begin SUPPLIED DATA
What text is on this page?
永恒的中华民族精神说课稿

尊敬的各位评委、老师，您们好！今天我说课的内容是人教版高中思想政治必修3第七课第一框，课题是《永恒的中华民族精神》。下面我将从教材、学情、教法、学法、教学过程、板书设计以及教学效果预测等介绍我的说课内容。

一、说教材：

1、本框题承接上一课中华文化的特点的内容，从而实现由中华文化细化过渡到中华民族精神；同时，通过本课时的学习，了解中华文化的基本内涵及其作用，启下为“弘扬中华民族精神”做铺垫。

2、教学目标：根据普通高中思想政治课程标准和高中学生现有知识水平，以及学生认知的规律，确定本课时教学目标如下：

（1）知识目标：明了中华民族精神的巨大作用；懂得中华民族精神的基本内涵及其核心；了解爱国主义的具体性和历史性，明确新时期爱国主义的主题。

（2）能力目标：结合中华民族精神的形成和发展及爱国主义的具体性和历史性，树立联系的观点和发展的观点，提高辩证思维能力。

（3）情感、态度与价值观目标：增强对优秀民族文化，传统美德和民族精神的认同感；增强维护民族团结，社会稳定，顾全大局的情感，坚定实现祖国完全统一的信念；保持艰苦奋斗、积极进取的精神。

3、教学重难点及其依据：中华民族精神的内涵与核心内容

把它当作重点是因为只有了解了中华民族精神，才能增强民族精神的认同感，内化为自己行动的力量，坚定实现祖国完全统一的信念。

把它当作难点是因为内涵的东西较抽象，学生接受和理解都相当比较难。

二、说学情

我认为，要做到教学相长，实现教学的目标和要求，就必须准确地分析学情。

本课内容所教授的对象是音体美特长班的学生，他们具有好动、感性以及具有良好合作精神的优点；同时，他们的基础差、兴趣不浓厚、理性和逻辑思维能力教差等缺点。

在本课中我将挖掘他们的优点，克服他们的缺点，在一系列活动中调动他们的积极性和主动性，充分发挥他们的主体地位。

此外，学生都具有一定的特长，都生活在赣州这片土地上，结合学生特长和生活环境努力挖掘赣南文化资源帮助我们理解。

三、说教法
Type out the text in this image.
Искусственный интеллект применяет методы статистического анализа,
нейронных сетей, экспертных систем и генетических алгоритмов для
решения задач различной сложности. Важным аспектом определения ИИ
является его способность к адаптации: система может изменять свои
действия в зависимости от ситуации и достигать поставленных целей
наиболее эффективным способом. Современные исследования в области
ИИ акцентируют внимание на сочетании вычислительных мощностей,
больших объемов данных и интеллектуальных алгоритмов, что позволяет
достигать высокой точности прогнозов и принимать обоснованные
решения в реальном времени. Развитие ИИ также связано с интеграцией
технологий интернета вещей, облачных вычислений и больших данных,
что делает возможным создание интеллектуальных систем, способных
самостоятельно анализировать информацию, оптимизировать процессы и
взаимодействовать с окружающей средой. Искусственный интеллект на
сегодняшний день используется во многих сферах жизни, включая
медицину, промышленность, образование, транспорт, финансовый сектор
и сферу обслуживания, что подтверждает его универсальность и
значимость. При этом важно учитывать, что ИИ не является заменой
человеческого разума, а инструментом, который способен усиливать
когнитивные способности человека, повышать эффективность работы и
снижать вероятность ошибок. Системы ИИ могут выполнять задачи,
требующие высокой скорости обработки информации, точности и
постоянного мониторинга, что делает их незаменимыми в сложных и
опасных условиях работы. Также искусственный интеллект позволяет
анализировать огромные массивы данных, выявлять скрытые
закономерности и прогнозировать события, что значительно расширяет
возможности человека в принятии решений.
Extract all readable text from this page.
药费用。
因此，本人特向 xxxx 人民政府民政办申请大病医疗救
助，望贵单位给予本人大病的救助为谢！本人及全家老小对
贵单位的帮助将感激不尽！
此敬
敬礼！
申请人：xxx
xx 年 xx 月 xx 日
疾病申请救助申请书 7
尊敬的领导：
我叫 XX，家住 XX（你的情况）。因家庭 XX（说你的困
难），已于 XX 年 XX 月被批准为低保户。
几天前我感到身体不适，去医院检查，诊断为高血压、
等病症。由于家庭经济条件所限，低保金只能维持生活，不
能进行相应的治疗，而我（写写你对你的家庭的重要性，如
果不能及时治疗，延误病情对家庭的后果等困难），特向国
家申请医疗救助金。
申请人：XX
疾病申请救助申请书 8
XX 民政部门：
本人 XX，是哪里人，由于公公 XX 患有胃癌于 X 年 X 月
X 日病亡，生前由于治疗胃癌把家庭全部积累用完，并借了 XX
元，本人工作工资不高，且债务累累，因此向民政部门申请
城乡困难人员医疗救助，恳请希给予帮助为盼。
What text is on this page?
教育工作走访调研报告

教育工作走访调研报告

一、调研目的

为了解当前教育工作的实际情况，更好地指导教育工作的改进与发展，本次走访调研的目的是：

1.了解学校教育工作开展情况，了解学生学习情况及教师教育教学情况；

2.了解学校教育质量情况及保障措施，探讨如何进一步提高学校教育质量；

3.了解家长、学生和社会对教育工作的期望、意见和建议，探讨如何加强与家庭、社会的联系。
end SUPPLIED DATA
> **EXERCISE**: Set all of the records down again, exactly as they stand.

> **ANSWER TO THIS PROBLEM**:
What text is on this page?
永恒的中华民族精神说课稿

尊敬的各位评委、老师，您们好！今天我说课的内容是人教版高中思想政治必修3第七课第一框，课题是《永恒的中华民族精神》。下面我将从教材、学情、教法、学法、教学过程、板书设计以及教学效果预测等介绍我的说课内容。

一、说教材：

1、本框题承接上一课中华文化的特点的内容，从而实现由中华文化细化过渡到中华民族精神；同时，通过本课时的学习，了解中华文化的基本内涵及其作用，启下为“弘扬中华民族精神”做铺垫。

2、教学目标：根据普通高中思想政治课程标准和高中学生现有知识水平，以及学生认知的规律，确定本课时教学目标如下：

（1）知识目标：明了中华民族精神的巨大作用；懂得中华民族精神的基本内涵及其核心；了解爱国主义的具体性和历史性，明确新时期爱国主义的主题。

（2）能力目标：结合中华民族精神的形成和发展及爱国主义的具体性和历史性，树立联系的观点和发展的观点，提高辩证思维能力。

（3）情感、态度与价值观目标：增强对优秀民族文化，传统美德和民族精神的认同感；增强维护民族团结，社会稳定，顾全大局的情感，坚定实现祖国完全统一的信念；保持艰苦奋斗、积极进取的精神。

3、教学重难点及其依据：中华民族精神的内涵与核心内容

把它当作重点是因为只有了解了中华民族精神，才能增强民族精神的认同感，内化为自己行动的力量，坚定实现祖国完全统一的信念。

把它当作难点是因为内涵的东西较抽象，学生接受和理解都相当比较难。

二、说学情

我认为，要做到教学相长，实现教学的目标和要求，就必须准确地分析学情。

本课内容所教授的对象是音体美特长班的学生，他们具有好动、感性以及具有良好合作精神的优点；同时，他们的基础差、兴趣不浓厚、理性和逻辑思维能力教差等缺点。

在本课中我将挖掘他们的优点，克服他们的缺点，在一系列活动中调动他们的积极性和主动性，充分发挥他们的主体地位。

此外，学生都具有一定的特长，都生活在赣州这片土地上，结合学生特长和生活环境努力挖掘赣南文化资源帮助我们理解。

三、说教法
Type out the text in this image.
Искусственный интеллект применяет методы статистического анализа,
нейронных сетей, экспертных систем и генетических алгоритмов для
решения задач различной сложности. Важным аспектом определения ИИ
является его способность к адаптации: система может изменять свои
действия в зависимости от ситуации и достигать поставленных целей
наиболее эффективным способом. Современные исследования в области
ИИ акцентируют внимание на сочетании вычислительных мощностей,
больших объемов данных и интеллектуальных алгоритмов, что позволяет
достигать высокой точности прогнозов и принимать обоснованные
решения в реальном времени. Развитие ИИ также связано с интеграцией
технологий интернета вещей, облачных вычислений и больших данных,
что делает возможным создание интеллектуальных систем, способных
самостоятельно анализировать информацию, оптимизировать процессы и
взаимодействовать с окружающей средой. Искусственный интеллект на
сегодняшний день используется во многих сферах жизни, включая
медицину, промышленность, образование, транспорт, финансовый сектор
и сферу обслуживания, что подтверждает его универсальность и
значимость. При этом важно учитывать, что ИИ не является заменой
человеческого разума, а инструментом, который способен усиливать
когнитивные способности человека, повышать эффективность работы и
снижать вероятность ошибок. Системы ИИ могут выполнять задачи,
требующие высокой скорости обработки информации, точности и
постоянного мониторинга, что делает их незаменимыми в сложных и
опасных условиях работы. Также искусственный интеллект позволяет
анализировать огромные массивы данных, выявлять скрытые
закономерности и прогнозировать события, что значительно расширяет
возможности человека в принятии решений.
Extract all readable text from this page.
药费用。
因此，本人特向 xxxx 人民政府民政办申请大病医疗救
助，望贵单位给予本人大病的救助为谢！本人及全家老小对
贵单位的帮助将感激不尽！
此敬
敬礼！
申请人：xxx
xx 年 xx 月 xx 日
疾病申请救助申请书 7
尊敬的领导：
我叫 XX，家住 XX（你的情况）。因家庭 XX（说你的困
难），已于 XX 年 XX 月被批准为低保户。
几天前我感到身体不适，去医院检查，诊断为高血压、
等病症。由于家庭经济条件所限，低保金只能维持生活，不
能进行相应的治疗，而我（写写你对你的家庭的重要性，如
果不能及时治疗，延误病情对家庭的后果等困难），特向国
家申请医疗救助金。
申请人：XX
疾病申请救助申请书 8
XX 民政部门：
本人 XX，是哪里人，由于公公 XX 患有胃癌于 X 年 X 月
X 日病亡，生前由于治疗胃癌把家庭全部积累用完，并借了 XX
元，本人工作工资不高，且债务累累，因此向民政部门申请
城乡困难人员医疗救助，恳请希给予帮助为盼。
What text is on this page?
教育工作走访调研报告

教育工作走访调研报告

一、调研目的

为了解当前教育工作的实际情况，更好地指导教育工作的改进与发展，本次走访调研的目的是：

1.了解学校教育工作开展情况，了解学生学习情况及教师教育教学情况；

2.了解学校教育质量情况及保障措施，探讨如何进一步提高学校教育质量；

3.了解家长、学生和社会对教育工作的期望、意见和建议，探讨如何加强与家庭、社会的联系。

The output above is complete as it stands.